TASK ITEM: Each of the entries should be output exactly, with nothing left out.

MATERIALS PROVIDED:

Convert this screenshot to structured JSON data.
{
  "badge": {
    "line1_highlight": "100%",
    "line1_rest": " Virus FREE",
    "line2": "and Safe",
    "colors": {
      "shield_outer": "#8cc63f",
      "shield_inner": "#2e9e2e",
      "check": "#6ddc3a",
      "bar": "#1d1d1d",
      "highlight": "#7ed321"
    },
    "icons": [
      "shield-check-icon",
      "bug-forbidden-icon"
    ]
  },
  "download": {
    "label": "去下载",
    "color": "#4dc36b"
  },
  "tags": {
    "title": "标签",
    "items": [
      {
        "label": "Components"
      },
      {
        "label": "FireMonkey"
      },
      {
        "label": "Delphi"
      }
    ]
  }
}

EXERCISE ANSWER:
Convert this screenshot to structured JSON data.
{
  "badge": {
    "line1_highlight": "100%",
    "line1_rest": " Virus FREE",
    "line2": "and Safe",
    "colors": {
      "shield_outer": "#8cc63f",
      "shield_inner": "#2e9e2e",
      "check": "#6ddc3a",
      "bar": "#1d1d1d",
      "highlight": "#7ed321"
    },
    "icons": [
      "shield-check-icon",
      "bug-forbidden-icon"
    ]
  },
  "download": {
    "label": "去下载",
    "color": "#4dc36b"
  },
  "tags": {
    "title": "标签",
    "items": [
      {
        "label": "Components"
      },
      {
        "label": "FireMonkey"
      },
      {
        "label": "Delphi"
      }
    ]
  }
}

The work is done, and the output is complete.